--- WRITTEN PROBLEM ---
Omit every picture and write out the rest of the records exactly.

--- DATA RECORDS ---

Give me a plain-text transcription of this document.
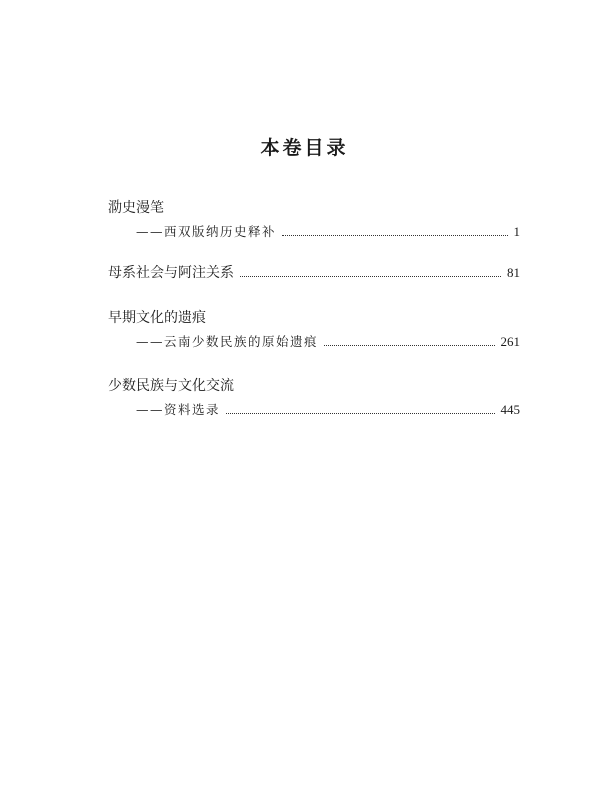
本卷目录
泐史漫笔
——西双版纳历史释补	1
母系社会与阿注关系	81
早期文化的遗痕
——云南少数民族的原始遗痕	261
少数民族与文化交流
——资料选录	445
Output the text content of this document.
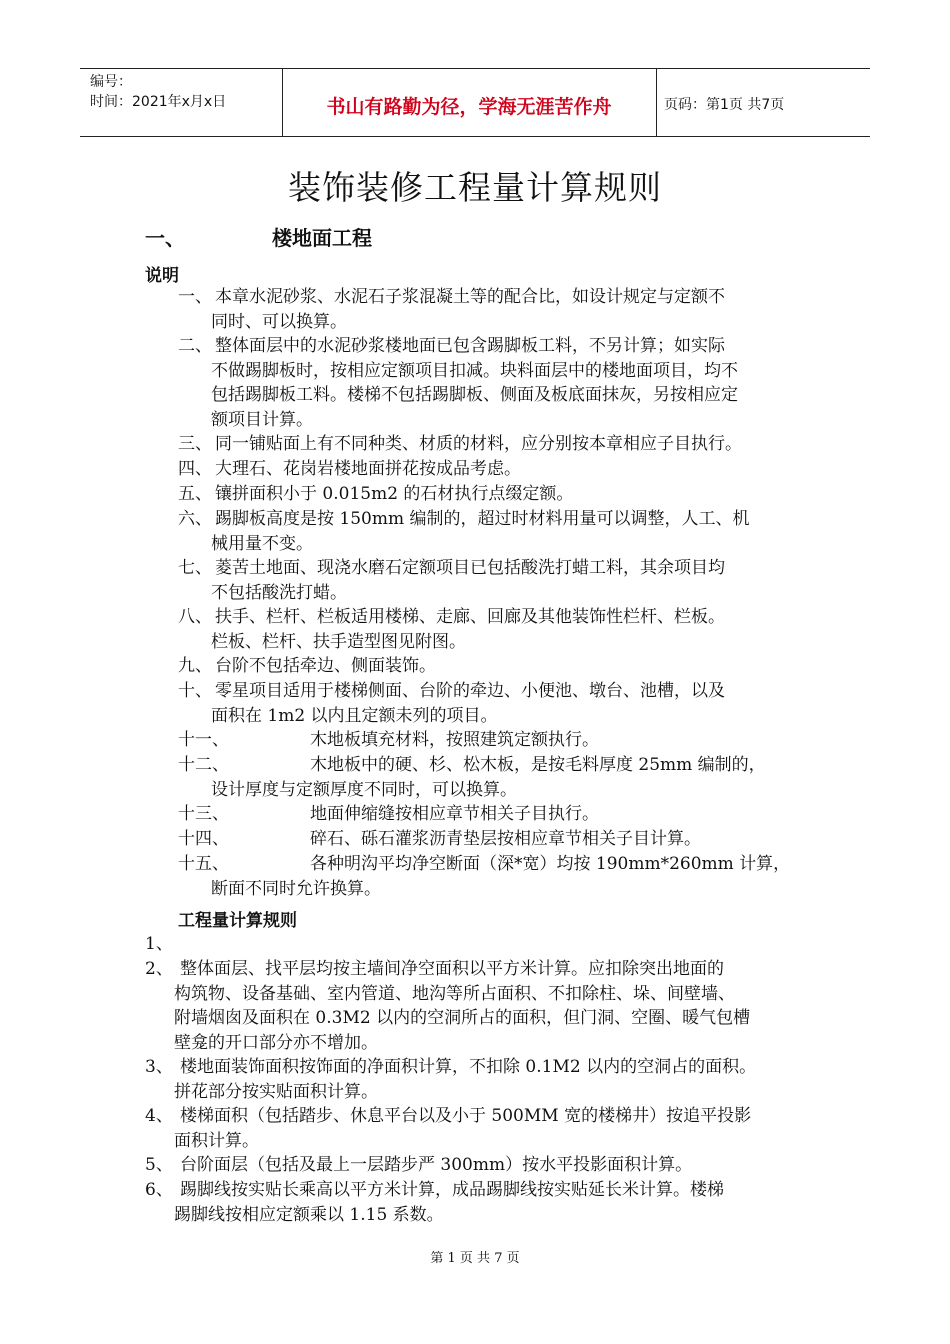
编号：
时间：2021年x月x日	书山有路勤为径，学海无涯苦作舟	页码：第1页 共7页
装饰装修工程量计算规则
一、	楼地面工程
说明
一、 本章水泥砂浆、水泥石子浆混凝土等的配合比，如设计规定与定额不
同时、可以换算。
二、 整体面层中的水泥砂浆楼地面已包含踢脚板工料，不另计算；如实际
不做踢脚板时，按相应定额项目扣减。块料面层中的楼地面项目，均不
包括踢脚板工料。楼梯不包括踢脚板、侧面及板底面抹灰，另按相应定
额项目计算。
三、 同一铺贴面上有不同种类、材质的材料，应分别按本章相应子目执行。
四、 大理石、花岗岩楼地面拼花按成品考虑。
五、 镶拼面积小于 0.015m2 的石材执行点缀定额。
六、 踢脚板高度是按 150mm 编制的，超过时材料用量可以调整，人工、机
械用量不变。
七、 菱苦土地面、现浇水磨石定额项目已包括酸洗打蜡工料，其余项目均
不包括酸洗打蜡。
八、 扶手、栏杆、栏板适用楼梯、走廊、回廊及其他装饰性栏杆、栏板。
栏板、栏杆、扶手造型图见附图。
九、 台阶不包括牵边、侧面装饰。
十、 零星项目适用于楼梯侧面、台阶的牵边、小便池、墩台、池槽，以及
面积在 1m2 以内且定额未列的项目。
十一、	木地板填充材料，按照建筑定额执行。
十二、	木地板中的硬、杉、松木板，是按毛料厚度 25mm 编制的，
设计厚度与定额厚度不同时，可以换算。
十三、	地面伸缩缝按相应章节相关子目执行。
十四、	碎石、砾石灌浆沥青垫层按相应章节相关子目计算。
十五、	各种明沟平均净空断面（深*宽）均按 190mm*260mm 计算，
断面不同时允许换算。
工程量计算规则
1、
2、 整体面层、找平层均按主墙间净空面积以平方米计算。应扣除突出地面的
构筑物、设备基础、室内管道、地沟等所占面积、不扣除柱、垛、间壁墙、
附墙烟囱及面积在 0.3M2 以内的空洞所占的面积，但门洞、空圈、暖气包槽
壁龛的开口部分亦不增加。
3、 楼地面装饰面积按饰面的净面积计算，不扣除 0.1M2 以内的空洞占的面积。
拼花部分按实贴面积计算。
4、 楼梯面积（包括踏步、休息平台以及小于 500MM 宽的楼梯井）按追平投影
面积计算。
5、 台阶面层（包括及最上一层踏步严 300mm）按水平投影面积计算。
6、 踢脚线按实贴长乘高以平方米计算，成品踢脚线按实贴延长米计算。楼梯
踢脚线按相应定额乘以 1.15 系数。
第 1 页 共 7 页
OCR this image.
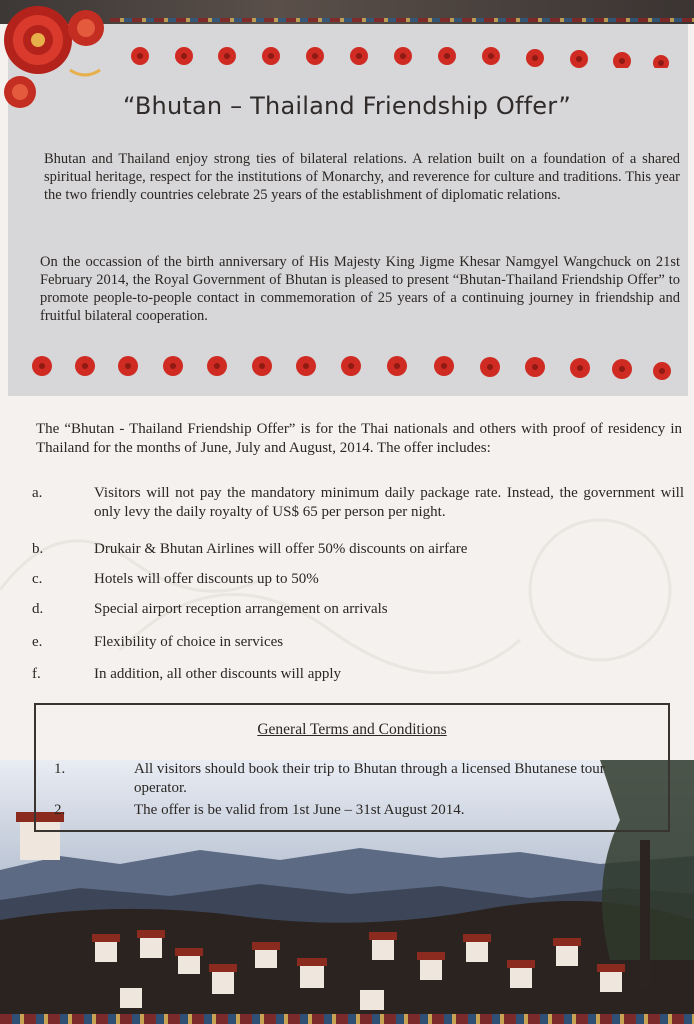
“Bhutan – Thailand Friendship Offer”

Bhutan and Thailand enjoy strong ties of bilateral relations. A relation built on a foundation of a shared spiritual heritage, respect for the institutions of Monarchy, and reverence for culture and traditions. This year the two friendly countries celebrate 25 years of the establishment of diplomatic relations.

On the occassion of the birth anniversary of His Majesty King Jigme Khesar Namgyel Wangchuck on 21st February 2014, the Royal Government of Bhutan is pleased to present “Bhutan-Thailand Friendship Offer” to promote people-to-people contact in commemoration of 25 years of a continuing journey in friendship and fruitful bilateral cooperation.

The “Bhutan - Thailand Friendship Offer” is for the Thai nationals and others with proof of residency in Thailand for the months of June, July and August, 2014. The offer includes:

a.	Visitors will not pay the mandatory minimum daily package rate. Instead, the government will only levy the daily royalty of US$ 65 per person per night.
b.	Drukair & Bhutan Airlines will offer 50% discounts on airfare
c.	Hotels will offer discounts up to 50%
d.	Special airport reception arrangement on arrivals
e.	Flexibility of choice in services
f.	In addition, all other discounts will apply
General Terms and Conditions
1.	All visitors should book their trip to Bhutan through a licensed Bhutanese tour operator.
2.	The offer is be valid from 1st June – 31st August 2014.
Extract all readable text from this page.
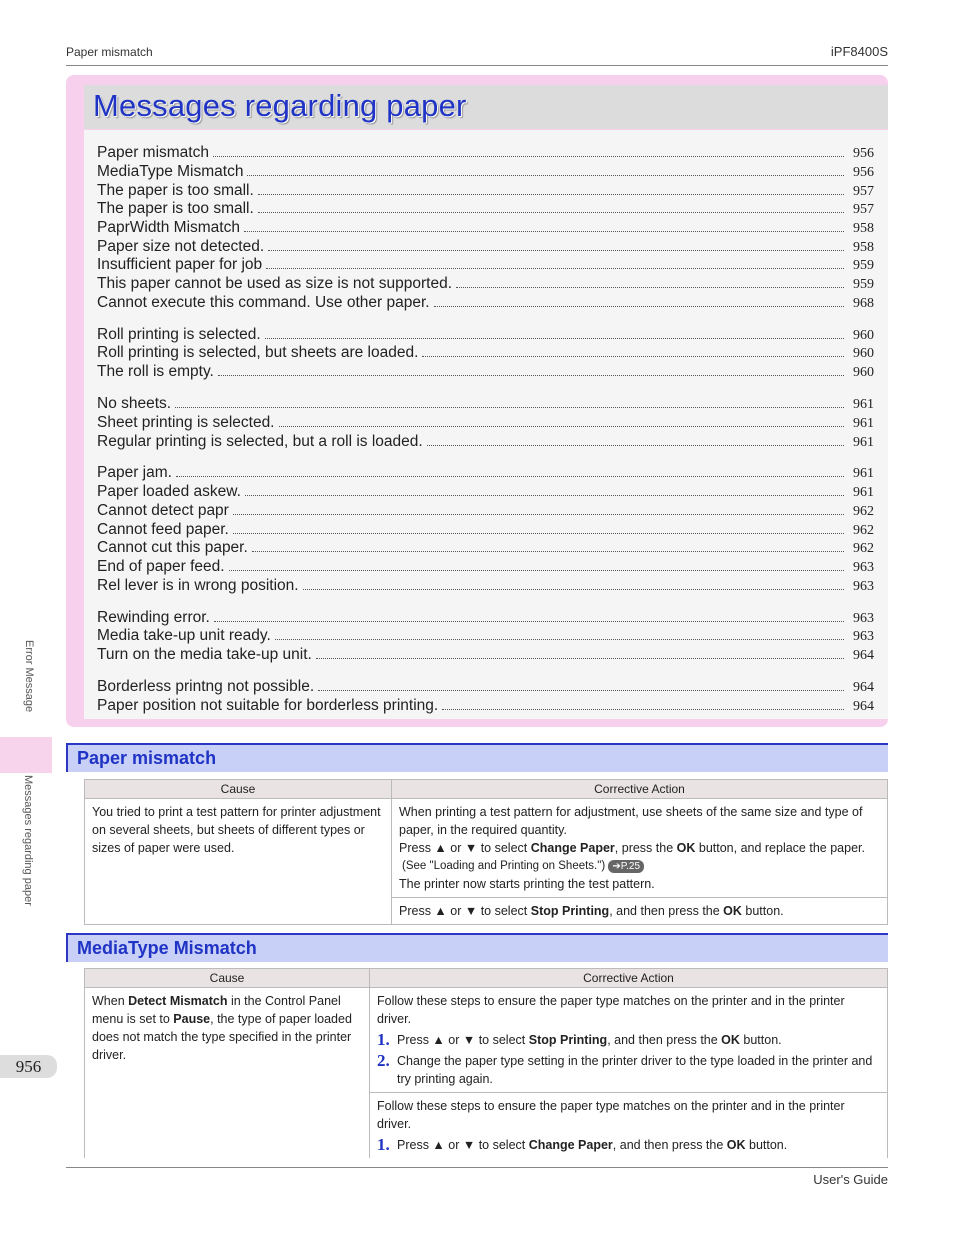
Paper mismatch	iPF8400S
Error Message
Messages regarding paper
956
Messages regarding paper
Paper mismatch	956
MediaType Mismatch	956
The paper is too small.	957
The paper is too small.	957
PaprWidth Mismatch	958
Paper size not detected.	958
Insufficient paper for job	959
This paper cannot be used as size is not supported.	959
Cannot execute this command. Use other paper.	968
Roll printing is selected.	960
Roll printing is selected, but sheets are loaded.	960
The roll is empty.	960
No sheets.	961
Sheet printing is selected.	961
Regular printing is selected, but a roll is loaded.	961
Paper jam.	961
Paper loaded askew.	961
Cannot detect papr	962
Cannot feed paper.	962
Cannot cut this paper.	962
End of paper feed.	963
Rel lever is in wrong position.	963
Rewinding error.	963
Media take-up unit ready.	963
Turn on the media take-up unit.	964
Borderless printng not possible.	964
Paper position not suitable for borderless printing.	964
Paper mismatch
Cause	Corrective Action
You tried to print a test pattern for printer adjustment on several sheets, but sheets of different types or sizes of paper were used.	When printing a test pattern for adjustment, use sheets of the same size and type of paper, in the required quantity.
Press ▲ or ▼ to select Change Paper, press the OK button, and replace the paper.
(See "Loading and Printing on Sheets.") ➔P.25
The printer now starts printing the test pattern.

	Press ▲ or ▼ to select Stop Printing, and then press the OK button.
MediaType Mismatch
Cause	Corrective Action
When Detect Mismatch in the Control Panel menu is set to Pause, the type of paper loaded does not match the type specified in the printer driver.	Follow these steps to ensure the paper type matches on the printer and in the printer driver.
1. Press ▲ or ▼ to select Stop Printing, and then press the OK button.
2. Change the paper type setting in the printer driver to the type loaded in the printer and try printing again.

	Follow these steps to ensure the paper type matches on the printer and in the printer driver.
1. Press ▲ or ▼ to select Change Paper, and then press the OK button.
User's Guide
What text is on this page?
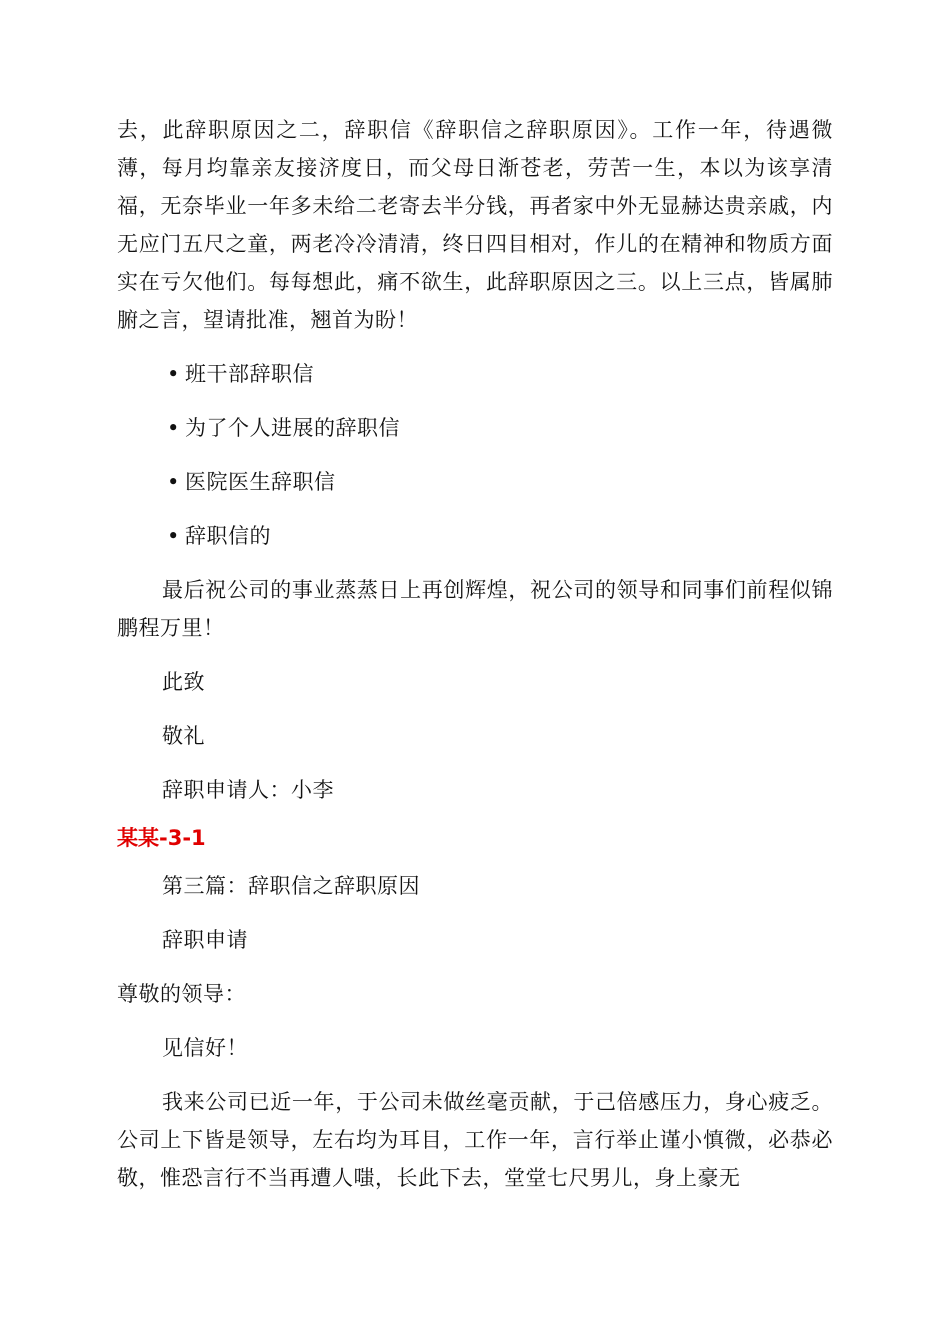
去，此辞职原因之二，辞职信《辞职信之辞职原因》。工作一年，待遇微薄，每月均靠亲友接济度日，而父母日渐苍老，劳苦一生，本以为该享清福，无奈毕业一年多未给二老寄去半分钱，再者家中外无显赫达贵亲戚，内无应门五尺之童，两老冷冷清清，终日四目相对，作儿的在精神和物质方面实在亏欠他们。每每想此，痛不欲生，此辞职原因之三。以上三点，皆属肺腑之言，望请批准，翘首为盼！

• 班干部辞职信

• 为了个人进展的辞职信

• 医院医生辞职信

• 辞职信的

最后祝公司的事业蒸蒸日上再创辉煌，祝公司的领导和同事们前程似锦鹏程万里！

此致

敬礼

辞职申请人：小李

某某-3-1

第三篇：辞职信之辞职原因

辞职申请

尊敬的领导：

见信好！

我来公司已近一年，于公司未做丝毫贡献，于己倍感压力，身心疲乏。公司上下皆是领导，左右均为耳目，工作一年，言行举止谨小慎微，必恭必敬，惟恐言行不当再遭人嗤，长此下去，堂堂七尺男儿，身上豪无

--- PROBLEM SOLUTION ---
Give me a plain-text transcription of this document.
本卷目录
泐史漫笔
——西双版纳历史释补	1
母系社会与阿注关系	81
早期文化的遗痕
——云南少数民族的原始遗痕	261
少数民族与文化交流
——资料选录	445
Output the text content of this document.
编号：
时间：2021年x月x日	书山有路勤为径，学海无涯苦作舟	页码：第1页 共7页
装饰装修工程量计算规则
一、	楼地面工程
说明
一、 本章水泥砂浆、水泥石子浆混凝土等的配合比，如设计规定与定额不
同时、可以换算。
二、 整体面层中的水泥砂浆楼地面已包含踢脚板工料，不另计算；如实际
不做踢脚板时，按相应定额项目扣减。块料面层中的楼地面项目，均不
包括踢脚板工料。楼梯不包括踢脚板、侧面及板底面抹灰，另按相应定
额项目计算。
三、 同一铺贴面上有不同种类、材质的材料，应分别按本章相应子目执行。
四、 大理石、花岗岩楼地面拼花按成品考虑。
五、 镶拼面积小于 0.015m2 的石材执行点缀定额。
六、 踢脚板高度是按 150mm 编制的，超过时材料用量可以调整，人工、机
械用量不变。
七、 菱苦土地面、现浇水磨石定额项目已包括酸洗打蜡工料，其余项目均
不包括酸洗打蜡。
八、 扶手、栏杆、栏板适用楼梯、走廊、回廊及其他装饰性栏杆、栏板。
栏板、栏杆、扶手造型图见附图。
九、 台阶不包括牵边、侧面装饰。
十、 零星项目适用于楼梯侧面、台阶的牵边、小便池、墩台、池槽，以及
面积在 1m2 以内且定额未列的项目。
十一、	木地板填充材料，按照建筑定额执行。
十二、	木地板中的硬、杉、松木板，是按毛料厚度 25mm 编制的，
设计厚度与定额厚度不同时，可以换算。
十三、	地面伸缩缝按相应章节相关子目执行。
十四、	碎石、砾石灌浆沥青垫层按相应章节相关子目计算。
十五、	各种明沟平均净空断面（深*宽）均按 190mm*260mm 计算，
断面不同时允许换算。
工程量计算规则
1、
2、 整体面层、找平层均按主墙间净空面积以平方米计算。应扣除突出地面的
构筑物、设备基础、室内管道、地沟等所占面积、不扣除柱、垛、间壁墙、
附墙烟囱及面积在 0.3M2 以内的空洞所占的面积，但门洞、空圈、暖气包槽
壁龛的开口部分亦不增加。
3、 楼地面装饰面积按饰面的净面积计算，不扣除 0.1M2 以内的空洞占的面积。
拼花部分按实贴面积计算。
4、 楼梯面积（包括踏步、休息平台以及小于 500MM 宽的楼梯井）按追平投影
面积计算。
5、 台阶面层（包括及最上一层踏步严 300mm）按水平投影面积计算。
6、 踢脚线按实贴长乘高以平方米计算，成品踢脚线按实贴延长米计算。楼梯
踢脚线按相应定额乘以 1.15 系数。
第 1 页 共 7 页
OCR this image.
“Bhutan – Thailand Friendship Offer”

Bhutan and Thailand enjoy strong ties of bilateral relations. A relation built on a foundation of a shared spiritual heritage, respect for the institutions of Monarchy, and reverence for culture and traditions. This year the two friendly countries celebrate 25 years of the establishment of diplomatic relations.

On the occassion of the birth anniversary of His Majesty King Jigme Khesar Namgyel Wangchuck on 21st February 2014, the Royal Government of Bhutan is pleased to present “Bhutan-Thailand Friendship Offer” to promote people-to-people contact in commemoration of 25 years of a continuing journey in friendship and fruitful bilateral cooperation.

The “Bhutan - Thailand Friendship Offer” is for the Thai nationals and others with proof of residency in Thailand for the months of June, July and August, 2014. The offer includes:

a.	Visitors will not pay the mandatory minimum daily package rate. Instead, the government will only levy the daily royalty of US$ 65 per person per night.
b.	Drukair & Bhutan Airlines will offer 50% discounts on airfare
c.	Hotels will offer discounts up to 50%
d.	Special airport reception arrangement on arrivals
e.	Flexibility of choice in services
f.	In addition, all other discounts will apply
General Terms and Conditions
1.	All visitors should book their trip to Bhutan through a licensed Bhutanese tour operator.
2.	The offer is be valid from 1st June – 31st August 2014.
Extract all readable text from this page.
Paper mismatch	iPF8400S
Error Message
Messages regarding paper
956
Messages regarding paper
Paper mismatch	956
MediaType Mismatch	956
The paper is too small.	957
The paper is too small.	957
PaprWidth Mismatch	958
Paper size not detected.	958
Insufficient paper for job	959
This paper cannot be used as size is not supported.	959
Cannot execute this command. Use other paper.	968
Roll printing is selected.	960
Roll printing is selected, but sheets are loaded.	960
The roll is empty.	960
No sheets.	961
Sheet printing is selected.	961
Regular printing is selected, but a roll is loaded.	961
Paper jam.	961
Paper loaded askew.	961
Cannot detect papr	962
Cannot feed paper.	962
Cannot cut this paper.	962
End of paper feed.	963
Rel lever is in wrong position.	963
Rewinding error.	963
Media take-up unit ready.	963
Turn on the media take-up unit.	964
Borderless printng not possible.	964
Paper position not suitable for borderless printing.	964
Paper mismatch
Cause	Corrective Action
You tried to print a test pattern for printer adjustment on several sheets, but sheets of different types or sizes of paper were used.	When printing a test pattern for adjustment, use sheets of the same size and type of paper, in the required quantity.
Press ▲ or ▼ to select Change Paper, press the OK button, and replace the paper.
(See "Loading and Printing on Sheets.") ➔P.25
The printer now starts printing the test pattern.

	Press ▲ or ▼ to select Stop Printing, and then press the OK button.
MediaType Mismatch
Cause	Corrective Action
When Detect Mismatch in the Control Panel menu is set to Pause, the type of paper loaded does not match the type specified in the printer driver.	Follow these steps to ensure the paper type matches on the printer and in the printer driver.
1. Press ▲ or ▼ to select Stop Printing, and then press the OK button.
2. Change the paper type setting in the printer driver to the type loaded in the printer and try printing again.

	Follow these steps to ensure the paper type matches on the printer and in the printer driver.
1. Press ▲ or ▼ to select Change Paper, and then press the OK button.
User's Guide
What text is on this page?
去，此辞职原因之二，辞职信《辞职信之辞职原因》。工作一年，待遇微薄，每月均靠亲友接济度日，而父母日渐苍老，劳苦一生，本以为该享清福，无奈毕业一年多未给二老寄去半分钱，再者家中外无显赫达贵亲戚，内无应门五尺之童，两老冷冷清清，终日四目相对，作儿的在精神和物质方面实在亏欠他们。每每想此，痛不欲生，此辞职原因之三。以上三点，皆属肺腑之言，望请批准，翘首为盼！

• 班干部辞职信

• 为了个人进展的辞职信

• 医院医生辞职信

• 辞职信的

最后祝公司的事业蒸蒸日上再创辉煌，祝公司的领导和同事们前程似锦鹏程万里！

此致

敬礼

辞职申请人：小李

某某-3-1

第三篇：辞职信之辞职原因

辞职申请

尊敬的领导：

见信好！

我来公司已近一年，于公司未做丝毫贡献，于己倍感压力，身心疲乏。公司上下皆是领导，左右均为耳目，工作一年，言行举止谨小慎微，必恭必敬，惟恐言行不当再遭人嗤，长此下去，堂堂七尺男儿，身上豪无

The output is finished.